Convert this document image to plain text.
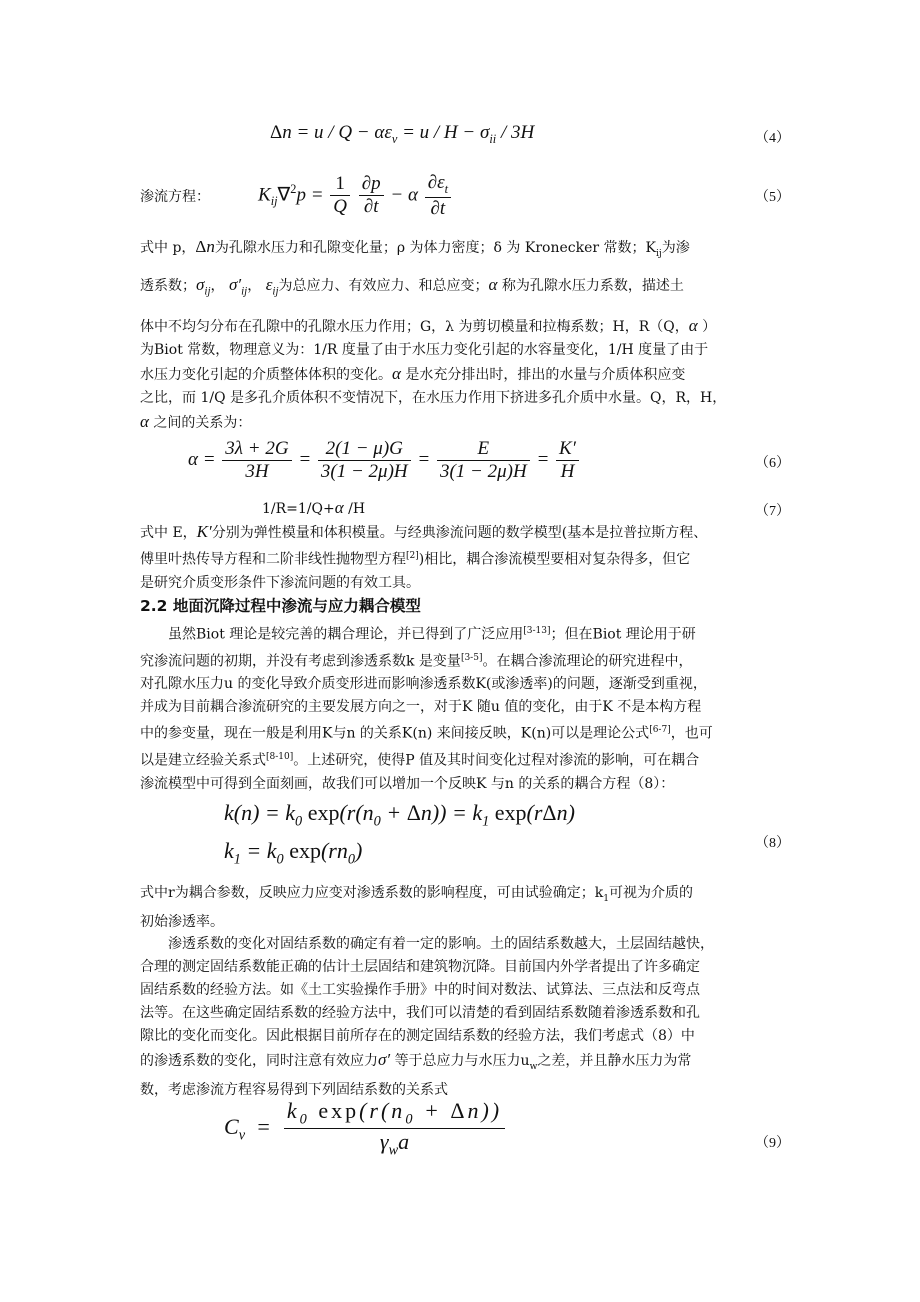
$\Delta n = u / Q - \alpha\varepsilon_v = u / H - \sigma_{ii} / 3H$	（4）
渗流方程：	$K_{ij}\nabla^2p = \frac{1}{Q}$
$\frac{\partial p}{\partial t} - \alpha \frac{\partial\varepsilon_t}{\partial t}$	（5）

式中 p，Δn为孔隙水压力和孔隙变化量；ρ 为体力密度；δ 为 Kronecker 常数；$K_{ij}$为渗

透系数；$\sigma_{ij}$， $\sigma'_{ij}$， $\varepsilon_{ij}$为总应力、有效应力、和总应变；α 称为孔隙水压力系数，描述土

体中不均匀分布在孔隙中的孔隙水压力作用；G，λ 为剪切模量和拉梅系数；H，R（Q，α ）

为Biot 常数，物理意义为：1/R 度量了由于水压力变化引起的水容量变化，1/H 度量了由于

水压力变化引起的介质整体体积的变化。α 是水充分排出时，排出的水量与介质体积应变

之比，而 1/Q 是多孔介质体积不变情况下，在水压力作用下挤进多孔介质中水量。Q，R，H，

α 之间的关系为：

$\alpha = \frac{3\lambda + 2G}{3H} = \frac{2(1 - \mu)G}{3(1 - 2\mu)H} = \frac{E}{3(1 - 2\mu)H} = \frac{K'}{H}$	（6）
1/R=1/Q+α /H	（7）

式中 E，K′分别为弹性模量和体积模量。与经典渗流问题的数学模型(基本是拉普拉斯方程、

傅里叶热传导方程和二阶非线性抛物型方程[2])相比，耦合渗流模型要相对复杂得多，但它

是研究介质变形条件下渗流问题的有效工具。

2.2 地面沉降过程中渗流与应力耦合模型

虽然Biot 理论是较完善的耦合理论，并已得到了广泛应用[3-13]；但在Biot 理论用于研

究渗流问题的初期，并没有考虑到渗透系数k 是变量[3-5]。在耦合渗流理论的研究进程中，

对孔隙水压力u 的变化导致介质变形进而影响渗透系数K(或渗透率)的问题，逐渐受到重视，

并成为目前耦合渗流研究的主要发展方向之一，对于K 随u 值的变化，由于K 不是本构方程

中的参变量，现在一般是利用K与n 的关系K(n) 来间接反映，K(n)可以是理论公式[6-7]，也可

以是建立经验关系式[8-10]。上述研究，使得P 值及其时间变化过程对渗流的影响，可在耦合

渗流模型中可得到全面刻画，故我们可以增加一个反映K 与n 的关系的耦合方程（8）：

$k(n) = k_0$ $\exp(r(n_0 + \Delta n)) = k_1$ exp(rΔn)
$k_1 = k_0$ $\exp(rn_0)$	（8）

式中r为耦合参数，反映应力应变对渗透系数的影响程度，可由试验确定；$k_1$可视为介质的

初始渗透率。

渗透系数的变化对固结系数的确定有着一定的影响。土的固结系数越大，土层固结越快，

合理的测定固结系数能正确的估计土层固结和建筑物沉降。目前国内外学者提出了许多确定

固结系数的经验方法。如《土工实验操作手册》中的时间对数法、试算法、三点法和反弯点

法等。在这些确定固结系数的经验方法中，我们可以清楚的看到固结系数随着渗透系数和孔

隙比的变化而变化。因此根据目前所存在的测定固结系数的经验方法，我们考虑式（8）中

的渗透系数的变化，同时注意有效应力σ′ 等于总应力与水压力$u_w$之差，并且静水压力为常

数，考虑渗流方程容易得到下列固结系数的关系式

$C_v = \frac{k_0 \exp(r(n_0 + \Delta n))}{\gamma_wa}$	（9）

* * *

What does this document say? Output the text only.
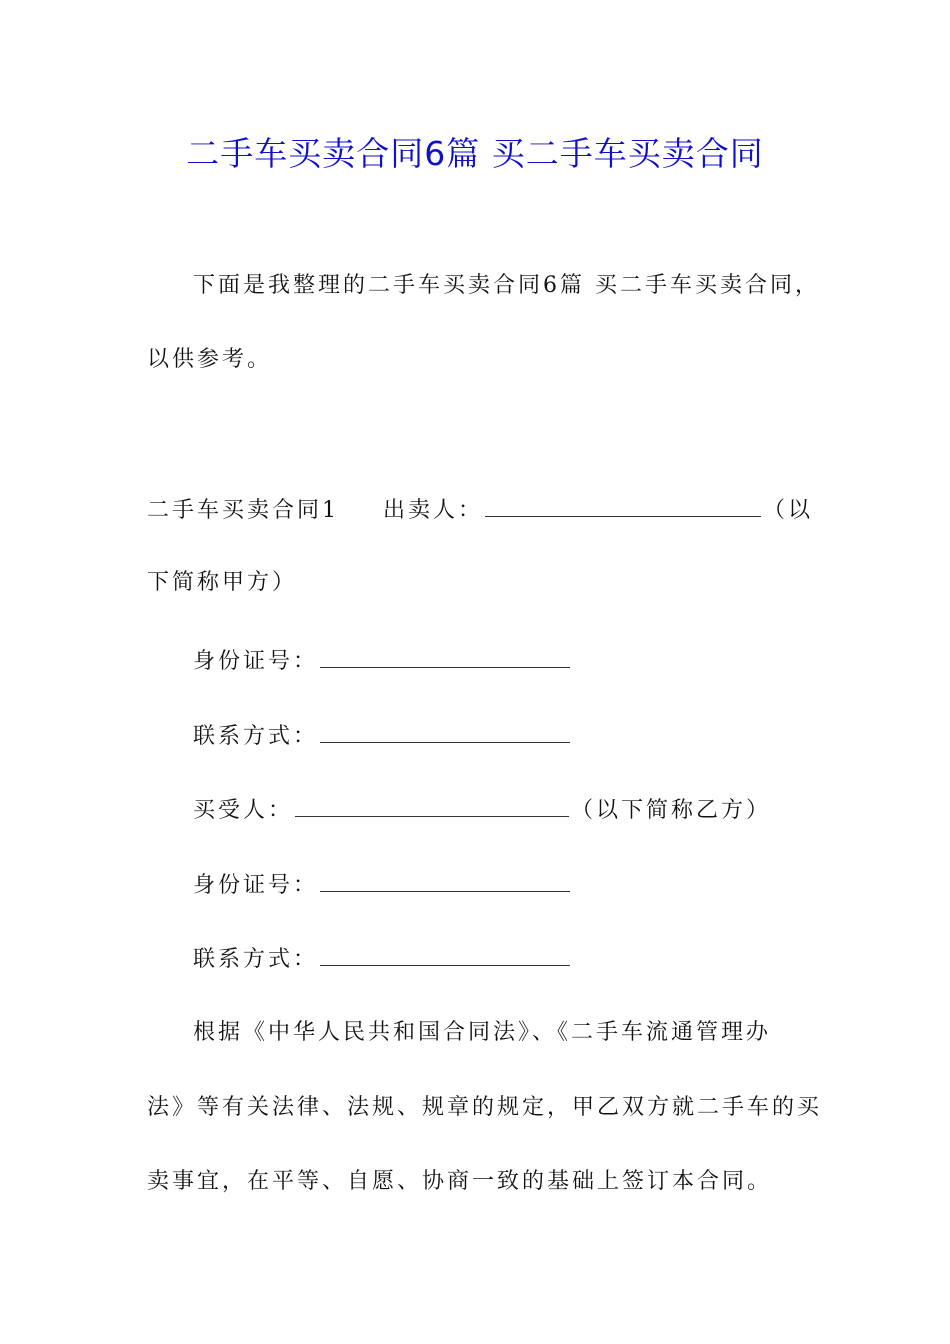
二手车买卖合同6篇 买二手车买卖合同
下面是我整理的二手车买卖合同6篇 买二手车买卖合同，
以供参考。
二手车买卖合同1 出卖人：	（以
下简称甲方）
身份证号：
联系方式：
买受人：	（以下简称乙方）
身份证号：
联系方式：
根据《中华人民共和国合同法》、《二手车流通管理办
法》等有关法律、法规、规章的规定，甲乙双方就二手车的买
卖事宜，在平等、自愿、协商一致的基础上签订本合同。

» TO BE DONE:
Say the number of lines in the records above that include the string "this", and no more.

» FINAL RESULT:
2